> [Jobs]
(1) Can you sum up the Fitzroy Crossing Airport text in two sentences?
(2) How would you render this sentence from the Fitzroy Crossing Airport text in Spanish: "Fitzroy Crossing Airport is located 2 NM northwest of Fitzroy Crossing, Western Australia."?
--- start Selected extract ---
- IATA: FIZ; ICAO: YFTZ;

Summary
- Airport type: Public
- Operator: Shire of Derby/West Kimberley
- Location: Fitzroy Crossing, Western Australia
- Elevation AMSL: 368 ft / 112 m
- Coordinates: 18°10′51″S 125°33′39″E﻿ / ﻿18.18083°S 125.56083°E

Map
- YFTZ Location in Western Australia

Runways
| Direction | Length |  | Surface |
| m | ft |
| 01/19 | 1,300 | 4,265 | Asphalt |
- Sources: Australian AIP and aerodrome chart

= Fitzroy Crossing Airport =

Fitzroy Crossing Airport is located 2 NM northwest of Fitzroy Crossing, Western Australia.
--- end Selected extract ---
--- start Information provided ---
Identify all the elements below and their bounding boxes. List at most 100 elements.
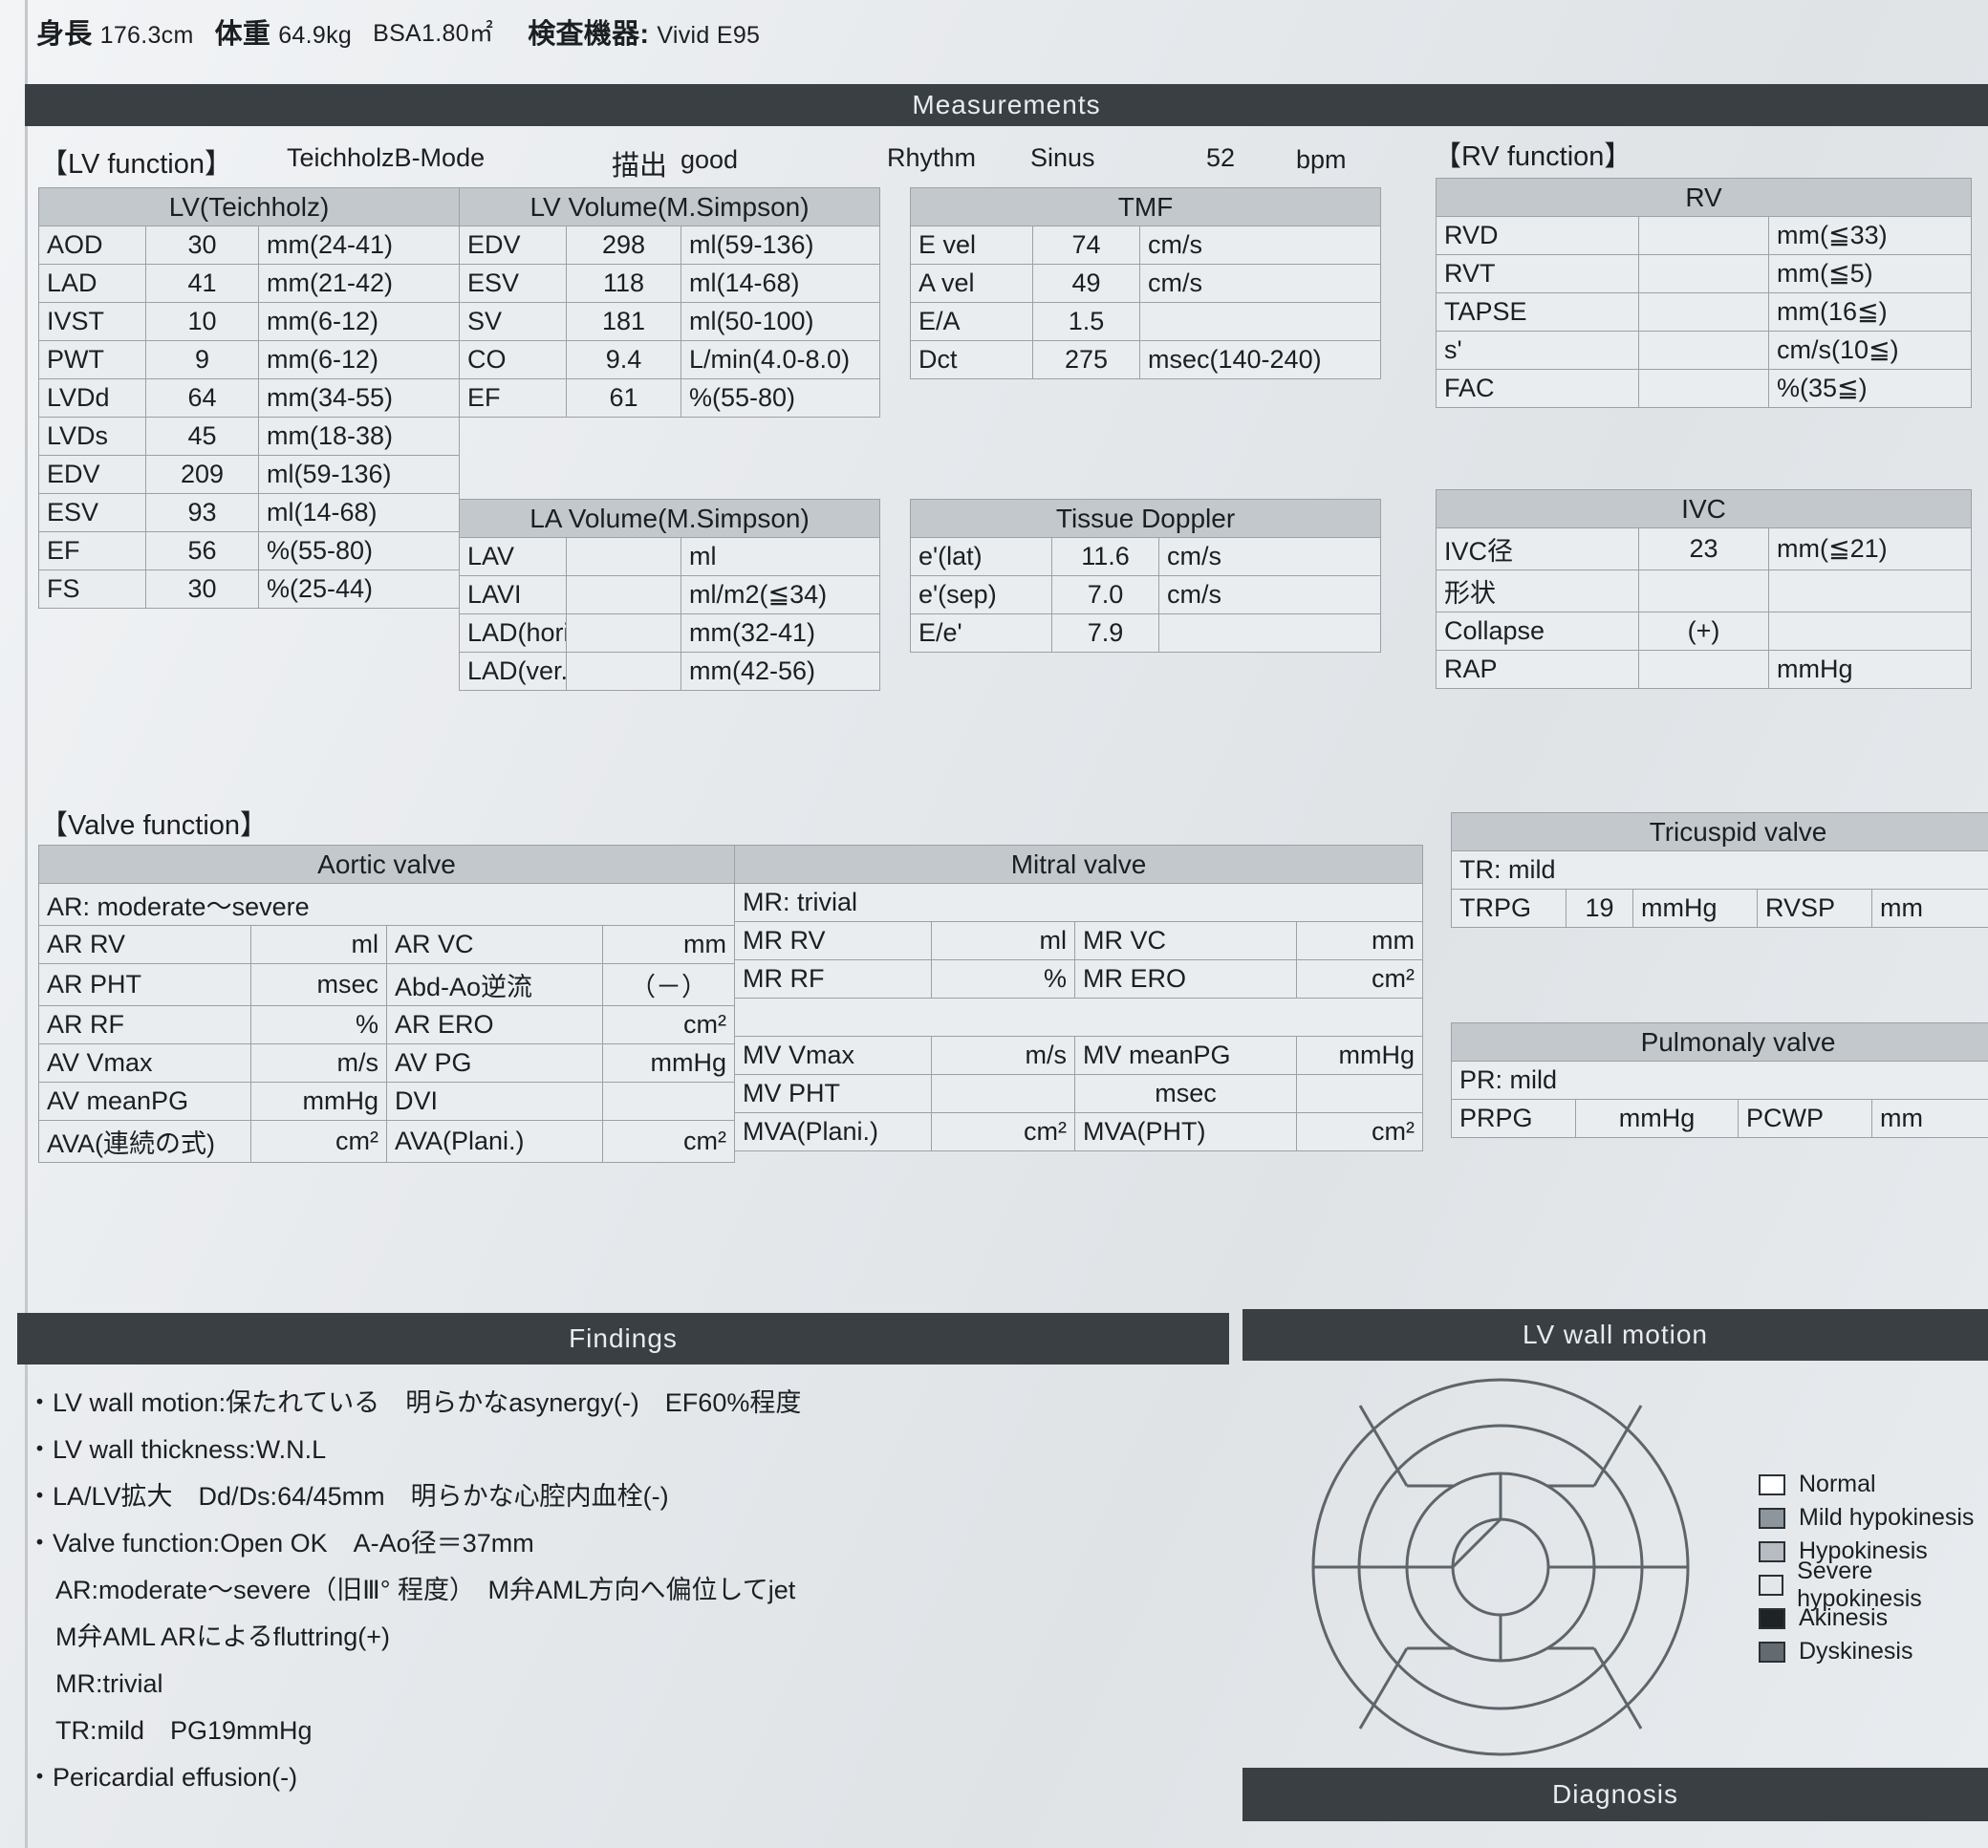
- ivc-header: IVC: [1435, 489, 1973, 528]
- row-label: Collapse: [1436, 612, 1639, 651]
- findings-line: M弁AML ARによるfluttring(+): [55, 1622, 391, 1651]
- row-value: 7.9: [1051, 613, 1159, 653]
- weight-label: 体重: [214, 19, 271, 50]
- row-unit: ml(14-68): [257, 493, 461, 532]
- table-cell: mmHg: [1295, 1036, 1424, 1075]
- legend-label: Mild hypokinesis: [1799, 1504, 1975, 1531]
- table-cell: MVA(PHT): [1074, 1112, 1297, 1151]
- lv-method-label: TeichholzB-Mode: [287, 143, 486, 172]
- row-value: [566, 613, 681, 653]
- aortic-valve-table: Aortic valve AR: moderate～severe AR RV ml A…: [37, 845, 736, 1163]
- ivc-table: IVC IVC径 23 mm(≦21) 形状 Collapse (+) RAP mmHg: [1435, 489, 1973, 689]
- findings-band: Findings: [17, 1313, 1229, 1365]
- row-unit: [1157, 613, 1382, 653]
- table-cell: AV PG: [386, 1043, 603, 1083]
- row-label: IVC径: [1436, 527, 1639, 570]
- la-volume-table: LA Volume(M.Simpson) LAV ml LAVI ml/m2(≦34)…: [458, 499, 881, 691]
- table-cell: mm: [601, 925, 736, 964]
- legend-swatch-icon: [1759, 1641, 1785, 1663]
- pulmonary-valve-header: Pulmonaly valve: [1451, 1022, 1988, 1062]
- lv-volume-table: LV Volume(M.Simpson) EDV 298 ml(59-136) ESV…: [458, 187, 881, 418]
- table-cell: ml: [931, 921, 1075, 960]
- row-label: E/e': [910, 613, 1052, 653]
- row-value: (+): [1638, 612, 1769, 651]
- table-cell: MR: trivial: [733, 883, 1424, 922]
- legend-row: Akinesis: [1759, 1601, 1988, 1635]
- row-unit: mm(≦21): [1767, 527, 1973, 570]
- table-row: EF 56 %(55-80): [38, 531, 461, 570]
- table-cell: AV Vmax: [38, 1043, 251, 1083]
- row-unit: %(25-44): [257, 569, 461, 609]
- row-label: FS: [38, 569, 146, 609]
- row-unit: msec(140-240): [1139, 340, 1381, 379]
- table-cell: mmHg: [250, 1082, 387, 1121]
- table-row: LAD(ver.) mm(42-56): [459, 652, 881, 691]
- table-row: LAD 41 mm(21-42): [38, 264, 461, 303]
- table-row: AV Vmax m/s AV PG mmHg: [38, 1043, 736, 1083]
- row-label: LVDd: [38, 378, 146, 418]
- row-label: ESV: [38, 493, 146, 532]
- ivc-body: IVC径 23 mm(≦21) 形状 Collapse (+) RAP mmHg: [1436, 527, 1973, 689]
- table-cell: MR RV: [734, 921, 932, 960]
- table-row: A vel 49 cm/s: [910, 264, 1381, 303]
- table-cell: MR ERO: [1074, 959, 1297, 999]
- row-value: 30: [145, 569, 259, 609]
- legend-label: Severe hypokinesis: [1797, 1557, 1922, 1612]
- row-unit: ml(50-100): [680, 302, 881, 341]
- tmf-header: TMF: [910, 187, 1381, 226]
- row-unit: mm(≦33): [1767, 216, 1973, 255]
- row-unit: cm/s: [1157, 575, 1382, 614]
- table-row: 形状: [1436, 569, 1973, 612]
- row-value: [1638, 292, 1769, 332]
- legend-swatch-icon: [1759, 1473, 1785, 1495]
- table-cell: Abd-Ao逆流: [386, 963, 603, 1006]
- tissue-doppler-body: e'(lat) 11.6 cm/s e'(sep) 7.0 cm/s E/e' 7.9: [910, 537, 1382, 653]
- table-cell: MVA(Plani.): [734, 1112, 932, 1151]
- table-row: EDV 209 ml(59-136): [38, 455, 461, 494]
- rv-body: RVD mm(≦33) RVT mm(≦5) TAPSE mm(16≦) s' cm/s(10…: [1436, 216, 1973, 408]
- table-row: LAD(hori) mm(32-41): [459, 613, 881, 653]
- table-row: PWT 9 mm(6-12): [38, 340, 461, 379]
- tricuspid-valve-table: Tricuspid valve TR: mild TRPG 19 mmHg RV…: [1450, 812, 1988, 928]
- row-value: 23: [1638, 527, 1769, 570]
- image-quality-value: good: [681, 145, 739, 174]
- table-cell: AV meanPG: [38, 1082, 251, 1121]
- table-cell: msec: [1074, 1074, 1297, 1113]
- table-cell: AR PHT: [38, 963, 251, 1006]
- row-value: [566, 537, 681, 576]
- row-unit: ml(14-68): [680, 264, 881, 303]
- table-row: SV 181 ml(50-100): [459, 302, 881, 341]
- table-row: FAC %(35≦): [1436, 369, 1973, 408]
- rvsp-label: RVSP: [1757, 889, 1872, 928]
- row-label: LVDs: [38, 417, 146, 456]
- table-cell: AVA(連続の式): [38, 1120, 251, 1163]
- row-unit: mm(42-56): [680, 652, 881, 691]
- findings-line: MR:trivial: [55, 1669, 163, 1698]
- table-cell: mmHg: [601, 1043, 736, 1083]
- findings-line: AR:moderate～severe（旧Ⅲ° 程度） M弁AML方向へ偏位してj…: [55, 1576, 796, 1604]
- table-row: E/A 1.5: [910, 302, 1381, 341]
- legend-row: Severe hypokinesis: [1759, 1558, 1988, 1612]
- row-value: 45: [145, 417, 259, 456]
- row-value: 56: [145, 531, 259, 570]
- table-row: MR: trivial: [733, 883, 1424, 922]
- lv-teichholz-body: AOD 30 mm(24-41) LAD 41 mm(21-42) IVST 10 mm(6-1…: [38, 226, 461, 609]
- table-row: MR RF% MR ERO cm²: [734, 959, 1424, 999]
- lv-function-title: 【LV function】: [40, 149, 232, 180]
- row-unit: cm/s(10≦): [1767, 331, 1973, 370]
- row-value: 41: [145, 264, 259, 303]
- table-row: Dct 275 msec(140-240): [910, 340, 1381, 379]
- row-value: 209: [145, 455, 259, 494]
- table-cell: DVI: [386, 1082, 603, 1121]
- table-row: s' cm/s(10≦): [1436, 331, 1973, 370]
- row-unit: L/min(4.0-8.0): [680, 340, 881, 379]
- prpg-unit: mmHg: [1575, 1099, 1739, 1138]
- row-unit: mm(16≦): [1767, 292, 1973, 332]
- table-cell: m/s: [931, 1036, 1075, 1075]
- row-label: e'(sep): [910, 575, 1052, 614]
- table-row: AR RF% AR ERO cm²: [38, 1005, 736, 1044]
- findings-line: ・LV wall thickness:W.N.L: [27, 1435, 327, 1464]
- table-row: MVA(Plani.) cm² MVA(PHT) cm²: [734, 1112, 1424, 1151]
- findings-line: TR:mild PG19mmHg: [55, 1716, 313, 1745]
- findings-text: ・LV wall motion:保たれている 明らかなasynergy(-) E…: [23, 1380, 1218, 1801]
--- end Information provided ---
--- start Information provided ---
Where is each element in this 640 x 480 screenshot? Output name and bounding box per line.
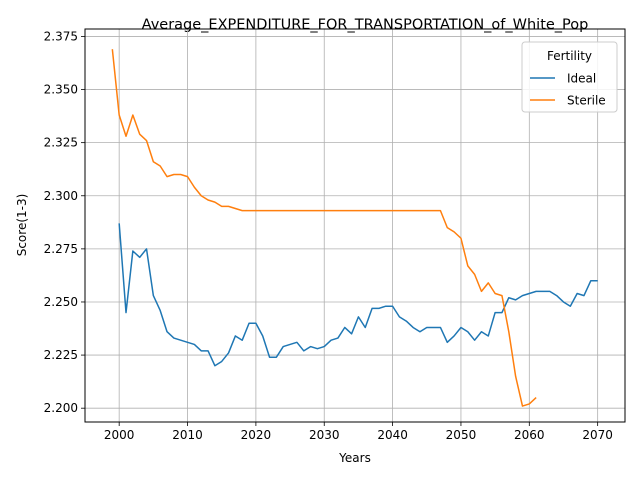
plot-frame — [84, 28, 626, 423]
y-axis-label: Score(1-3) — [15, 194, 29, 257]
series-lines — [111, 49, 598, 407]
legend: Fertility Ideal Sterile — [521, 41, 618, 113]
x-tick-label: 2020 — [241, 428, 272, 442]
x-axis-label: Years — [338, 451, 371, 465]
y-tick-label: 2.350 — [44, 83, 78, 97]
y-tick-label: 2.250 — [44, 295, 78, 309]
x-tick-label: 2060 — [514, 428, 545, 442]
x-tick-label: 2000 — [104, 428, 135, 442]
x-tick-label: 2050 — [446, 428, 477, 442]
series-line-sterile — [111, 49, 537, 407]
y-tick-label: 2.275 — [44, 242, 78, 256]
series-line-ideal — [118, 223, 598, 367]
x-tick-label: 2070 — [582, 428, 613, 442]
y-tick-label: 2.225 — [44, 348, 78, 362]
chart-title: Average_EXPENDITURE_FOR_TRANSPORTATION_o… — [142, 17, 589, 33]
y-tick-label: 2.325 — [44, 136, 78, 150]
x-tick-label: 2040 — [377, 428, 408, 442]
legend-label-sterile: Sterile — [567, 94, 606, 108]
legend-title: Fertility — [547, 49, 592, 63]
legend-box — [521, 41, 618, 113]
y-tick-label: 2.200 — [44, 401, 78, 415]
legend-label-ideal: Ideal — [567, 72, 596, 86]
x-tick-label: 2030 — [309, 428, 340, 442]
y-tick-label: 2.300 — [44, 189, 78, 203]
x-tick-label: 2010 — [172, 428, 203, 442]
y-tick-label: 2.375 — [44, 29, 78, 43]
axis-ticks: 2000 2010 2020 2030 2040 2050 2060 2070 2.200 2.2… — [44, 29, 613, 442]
--- end Information provided ---
--- start Information provided ---
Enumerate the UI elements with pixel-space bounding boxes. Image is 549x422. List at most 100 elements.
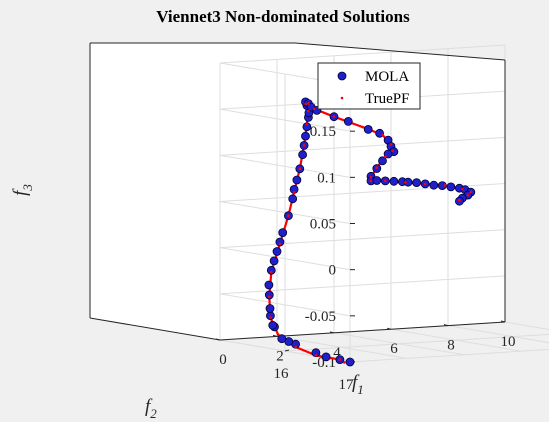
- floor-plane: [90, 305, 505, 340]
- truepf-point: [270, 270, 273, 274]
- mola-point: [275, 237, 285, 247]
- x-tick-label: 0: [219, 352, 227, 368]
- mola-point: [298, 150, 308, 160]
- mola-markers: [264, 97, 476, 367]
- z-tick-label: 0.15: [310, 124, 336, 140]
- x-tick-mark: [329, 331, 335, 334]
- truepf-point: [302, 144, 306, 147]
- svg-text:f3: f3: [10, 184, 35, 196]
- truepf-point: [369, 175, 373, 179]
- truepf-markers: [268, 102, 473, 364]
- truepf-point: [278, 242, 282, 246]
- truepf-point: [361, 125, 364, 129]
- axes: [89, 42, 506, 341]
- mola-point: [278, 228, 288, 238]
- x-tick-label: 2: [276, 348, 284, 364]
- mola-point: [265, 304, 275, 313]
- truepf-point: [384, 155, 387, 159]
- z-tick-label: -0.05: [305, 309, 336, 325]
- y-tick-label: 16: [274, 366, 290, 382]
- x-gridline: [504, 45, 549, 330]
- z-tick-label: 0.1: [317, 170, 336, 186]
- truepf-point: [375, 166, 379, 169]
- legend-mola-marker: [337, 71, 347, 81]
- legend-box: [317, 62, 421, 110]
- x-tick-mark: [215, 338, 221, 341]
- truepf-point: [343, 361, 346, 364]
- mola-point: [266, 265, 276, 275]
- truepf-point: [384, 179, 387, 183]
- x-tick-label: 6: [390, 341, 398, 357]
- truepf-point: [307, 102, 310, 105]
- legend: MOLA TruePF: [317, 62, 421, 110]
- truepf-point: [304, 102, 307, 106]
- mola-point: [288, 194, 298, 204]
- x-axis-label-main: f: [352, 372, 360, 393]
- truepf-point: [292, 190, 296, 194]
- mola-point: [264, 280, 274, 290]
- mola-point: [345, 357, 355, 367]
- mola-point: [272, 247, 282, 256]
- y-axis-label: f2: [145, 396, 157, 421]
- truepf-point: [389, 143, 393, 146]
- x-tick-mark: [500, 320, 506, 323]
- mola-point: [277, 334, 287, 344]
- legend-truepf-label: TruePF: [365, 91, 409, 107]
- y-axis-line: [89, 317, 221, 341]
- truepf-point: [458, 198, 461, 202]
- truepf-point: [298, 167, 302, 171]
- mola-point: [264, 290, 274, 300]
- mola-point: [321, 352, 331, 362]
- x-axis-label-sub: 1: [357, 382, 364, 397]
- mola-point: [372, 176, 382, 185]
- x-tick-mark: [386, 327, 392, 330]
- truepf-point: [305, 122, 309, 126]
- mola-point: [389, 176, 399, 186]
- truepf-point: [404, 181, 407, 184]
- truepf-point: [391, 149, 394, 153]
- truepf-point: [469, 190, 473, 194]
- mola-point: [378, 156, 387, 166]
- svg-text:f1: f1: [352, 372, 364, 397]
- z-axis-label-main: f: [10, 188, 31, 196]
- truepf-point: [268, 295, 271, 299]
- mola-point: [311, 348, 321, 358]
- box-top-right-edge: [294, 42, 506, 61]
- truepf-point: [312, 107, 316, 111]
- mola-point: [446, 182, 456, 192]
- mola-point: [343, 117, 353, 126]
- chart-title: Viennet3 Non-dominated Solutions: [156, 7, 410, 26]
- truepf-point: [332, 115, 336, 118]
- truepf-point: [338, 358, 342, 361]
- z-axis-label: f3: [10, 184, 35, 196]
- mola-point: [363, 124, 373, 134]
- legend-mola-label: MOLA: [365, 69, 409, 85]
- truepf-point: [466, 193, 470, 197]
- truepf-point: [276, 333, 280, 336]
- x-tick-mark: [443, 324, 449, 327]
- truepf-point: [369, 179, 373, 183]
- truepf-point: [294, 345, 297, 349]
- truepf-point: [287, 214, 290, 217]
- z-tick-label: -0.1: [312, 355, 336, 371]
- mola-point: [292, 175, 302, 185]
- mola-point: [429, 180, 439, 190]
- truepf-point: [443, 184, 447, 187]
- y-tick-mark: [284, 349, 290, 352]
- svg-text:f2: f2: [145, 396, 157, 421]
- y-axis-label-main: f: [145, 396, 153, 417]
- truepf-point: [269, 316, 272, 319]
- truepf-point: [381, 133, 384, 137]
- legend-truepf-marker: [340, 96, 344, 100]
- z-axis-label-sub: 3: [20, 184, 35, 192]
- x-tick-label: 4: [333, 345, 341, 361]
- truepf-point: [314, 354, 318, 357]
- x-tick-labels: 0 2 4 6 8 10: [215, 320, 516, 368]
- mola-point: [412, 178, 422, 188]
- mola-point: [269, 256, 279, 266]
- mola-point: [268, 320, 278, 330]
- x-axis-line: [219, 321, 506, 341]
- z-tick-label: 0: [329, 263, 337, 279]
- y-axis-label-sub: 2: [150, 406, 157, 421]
--- end Information provided ---
> [Task-by-task solutions]
(1) Fitzroy Crossing Airport (IATA: FIZ; ICAO: YFTZ) is a public airport run by the Shire of Derby/West Kimberley, 2 NM northwest of Fitzroy Crossing, Western Australia. It sits at an elevation of 368 ft (112 m) and has a single asphalt runway, 01/19, which is 1,300 m (4,265 ft) long.

(2) El Aeropuerto de Fitzroy Crossing se encuentra a 2 NM al noroeste de Fitzroy Crossing, Australia Occidental.